▼▼▼

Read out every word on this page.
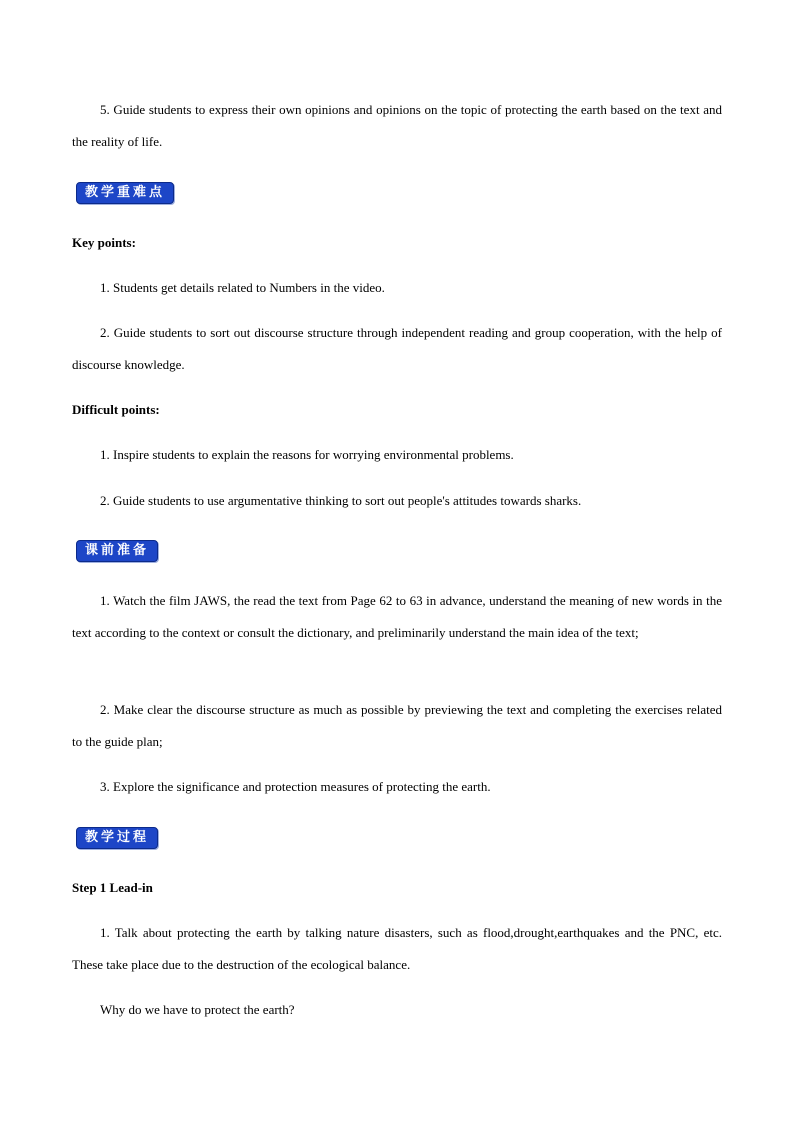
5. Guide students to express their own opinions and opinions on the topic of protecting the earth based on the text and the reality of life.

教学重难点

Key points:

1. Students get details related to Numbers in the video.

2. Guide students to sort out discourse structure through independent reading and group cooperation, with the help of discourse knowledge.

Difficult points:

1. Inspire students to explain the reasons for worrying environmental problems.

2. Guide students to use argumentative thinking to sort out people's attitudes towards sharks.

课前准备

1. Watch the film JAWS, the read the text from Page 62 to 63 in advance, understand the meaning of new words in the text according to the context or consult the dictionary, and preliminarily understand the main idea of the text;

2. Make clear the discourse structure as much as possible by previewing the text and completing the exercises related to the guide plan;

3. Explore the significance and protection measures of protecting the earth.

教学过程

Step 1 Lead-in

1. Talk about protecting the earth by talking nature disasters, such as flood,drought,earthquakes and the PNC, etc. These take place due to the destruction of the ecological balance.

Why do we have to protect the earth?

▲▲▲

Written exercise:
Print all entries exactly. The images do not belong in the copy.

Result below:
Read out every word on this page.
5. Guide students to express their own opinions and opinions on the topic of protecting the earth based on the text and the reality of life.

教学重难点

Key points:

1. Students get details related to Numbers in the video.

2. Guide students to sort out discourse structure through independent reading and group cooperation, with the help of discourse knowledge.

Difficult points:

1. Inspire students to explain the reasons for worrying environmental problems.

2. Guide students to use argumentative thinking to sort out people's attitudes towards sharks.

课前准备

1. Watch the film JAWS, the read the text from Page 62 to 63 in advance, understand the meaning of new words in the text according to the context or consult the dictionary, and preliminarily understand the main idea of the text;

2. Make clear the discourse structure as much as possible by previewing the text and completing the exercises related to the guide plan;

3. Explore the significance and protection measures of protecting the earth.

教学过程

Step 1 Lead-in

1. Talk about protecting the earth by talking nature disasters, such as flood,drought,earthquakes and the PNC, etc. These take place due to the destruction of the ecological balance.

Why do we have to protect the earth?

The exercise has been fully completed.